Exercise materials:
-- -- --

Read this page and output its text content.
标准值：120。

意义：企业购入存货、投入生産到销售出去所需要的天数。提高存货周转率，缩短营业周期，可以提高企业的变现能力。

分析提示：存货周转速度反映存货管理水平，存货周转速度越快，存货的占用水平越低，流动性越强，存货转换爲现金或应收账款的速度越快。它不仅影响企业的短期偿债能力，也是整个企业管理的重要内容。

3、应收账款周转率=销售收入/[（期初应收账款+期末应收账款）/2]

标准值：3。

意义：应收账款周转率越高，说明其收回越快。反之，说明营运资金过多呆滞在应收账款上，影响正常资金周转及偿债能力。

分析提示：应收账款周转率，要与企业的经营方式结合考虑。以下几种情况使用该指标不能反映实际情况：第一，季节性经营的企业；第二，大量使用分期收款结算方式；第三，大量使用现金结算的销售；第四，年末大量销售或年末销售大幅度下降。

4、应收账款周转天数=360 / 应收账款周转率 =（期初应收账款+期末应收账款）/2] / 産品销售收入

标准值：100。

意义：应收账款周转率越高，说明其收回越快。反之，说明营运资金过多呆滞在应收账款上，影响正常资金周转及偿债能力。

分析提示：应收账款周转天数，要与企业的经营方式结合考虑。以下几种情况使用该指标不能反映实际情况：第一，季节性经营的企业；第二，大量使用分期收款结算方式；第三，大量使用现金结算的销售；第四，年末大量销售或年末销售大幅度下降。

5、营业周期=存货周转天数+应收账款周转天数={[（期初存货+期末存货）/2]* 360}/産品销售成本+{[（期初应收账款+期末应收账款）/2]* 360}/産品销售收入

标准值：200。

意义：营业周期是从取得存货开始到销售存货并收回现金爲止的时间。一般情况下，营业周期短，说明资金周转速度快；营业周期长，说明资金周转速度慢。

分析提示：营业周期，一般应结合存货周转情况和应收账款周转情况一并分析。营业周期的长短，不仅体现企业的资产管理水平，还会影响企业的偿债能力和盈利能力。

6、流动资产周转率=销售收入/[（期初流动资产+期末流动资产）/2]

-- -- --

Problem details:
Copy out each line of the listing that holds "应收账款周转天数".

Expected output:
4、应收账款周转天数=360 / 应收账款周转率 =（期初应收账款+期末应收账款）/2] / 産品销售收入
分析提示：应收账款周转天数，要与企业的经营方式结合考虑。以下几种情况使用该指标不能反映实际情况：第一，季节性经营的企业；第二，大量使用分期收款结算方式；第三，大量使用现金结算的销售；第四，年末大量销售或年末销售大幅度下降。
5、营业周期=存货周转天数+应收账款周转天数={[（期初存货+期末存货）/2]* 360}/産品销售成本+{[（期初应收账款+期末应收账款）/2]* 360}/産品销售收入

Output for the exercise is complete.